• REQUIREMENT
Find the string "полотном" in the entries and copy each line that has it.

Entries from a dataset
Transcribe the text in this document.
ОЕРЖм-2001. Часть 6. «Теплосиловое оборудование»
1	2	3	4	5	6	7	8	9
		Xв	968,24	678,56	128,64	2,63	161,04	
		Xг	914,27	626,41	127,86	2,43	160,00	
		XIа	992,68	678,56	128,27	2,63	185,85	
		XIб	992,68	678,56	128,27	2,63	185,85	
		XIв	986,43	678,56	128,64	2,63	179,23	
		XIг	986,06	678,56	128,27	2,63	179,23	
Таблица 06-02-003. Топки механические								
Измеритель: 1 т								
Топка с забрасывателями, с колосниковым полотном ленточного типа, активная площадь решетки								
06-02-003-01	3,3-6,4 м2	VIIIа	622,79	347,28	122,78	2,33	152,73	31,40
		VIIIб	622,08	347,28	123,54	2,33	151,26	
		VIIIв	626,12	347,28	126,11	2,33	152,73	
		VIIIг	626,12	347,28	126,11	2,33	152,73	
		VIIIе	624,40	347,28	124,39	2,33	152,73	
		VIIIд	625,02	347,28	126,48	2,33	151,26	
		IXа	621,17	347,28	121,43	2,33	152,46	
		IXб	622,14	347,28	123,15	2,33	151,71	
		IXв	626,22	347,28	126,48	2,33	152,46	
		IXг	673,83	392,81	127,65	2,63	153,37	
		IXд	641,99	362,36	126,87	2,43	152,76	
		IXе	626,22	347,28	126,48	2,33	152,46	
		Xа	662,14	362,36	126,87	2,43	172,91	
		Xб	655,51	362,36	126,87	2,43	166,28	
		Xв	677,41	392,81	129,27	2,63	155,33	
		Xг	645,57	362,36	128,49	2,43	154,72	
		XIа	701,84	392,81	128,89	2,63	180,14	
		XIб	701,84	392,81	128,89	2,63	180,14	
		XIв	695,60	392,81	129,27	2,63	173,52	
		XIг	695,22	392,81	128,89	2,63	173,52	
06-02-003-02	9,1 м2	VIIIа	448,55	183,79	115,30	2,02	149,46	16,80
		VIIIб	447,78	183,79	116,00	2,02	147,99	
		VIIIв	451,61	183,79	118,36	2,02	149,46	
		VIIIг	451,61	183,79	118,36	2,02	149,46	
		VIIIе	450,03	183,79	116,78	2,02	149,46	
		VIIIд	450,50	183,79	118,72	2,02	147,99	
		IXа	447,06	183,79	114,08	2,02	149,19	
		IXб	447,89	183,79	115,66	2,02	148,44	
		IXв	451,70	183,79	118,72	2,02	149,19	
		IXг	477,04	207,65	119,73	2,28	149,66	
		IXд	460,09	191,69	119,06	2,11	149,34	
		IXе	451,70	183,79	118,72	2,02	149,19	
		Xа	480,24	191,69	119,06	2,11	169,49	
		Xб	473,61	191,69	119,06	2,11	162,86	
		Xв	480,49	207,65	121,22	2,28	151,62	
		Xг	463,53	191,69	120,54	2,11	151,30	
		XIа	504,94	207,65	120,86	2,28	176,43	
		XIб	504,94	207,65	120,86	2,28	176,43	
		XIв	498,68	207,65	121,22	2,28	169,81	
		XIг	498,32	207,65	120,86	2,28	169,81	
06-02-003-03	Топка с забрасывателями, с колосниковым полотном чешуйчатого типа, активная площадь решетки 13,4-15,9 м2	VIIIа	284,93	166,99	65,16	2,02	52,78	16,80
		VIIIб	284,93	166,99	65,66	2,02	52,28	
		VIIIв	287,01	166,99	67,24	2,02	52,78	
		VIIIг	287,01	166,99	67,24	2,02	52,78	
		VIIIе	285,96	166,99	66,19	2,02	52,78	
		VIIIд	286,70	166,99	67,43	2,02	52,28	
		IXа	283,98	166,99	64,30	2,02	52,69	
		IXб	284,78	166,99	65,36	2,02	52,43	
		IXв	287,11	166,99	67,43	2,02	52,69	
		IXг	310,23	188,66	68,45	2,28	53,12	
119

• SOLVED PROBLEM
Топка с забрасывателями, с колосниковым полотном ленточного типа, активная площадь решетки								
06-02-003-03	Топка с забрасывателями, с колосниковым полотном чешуйчатого типа, активная площадь решетки 13,4-15,9 м2	VIIIа	284,93	166,99	65,16	2,02	52,78	16,80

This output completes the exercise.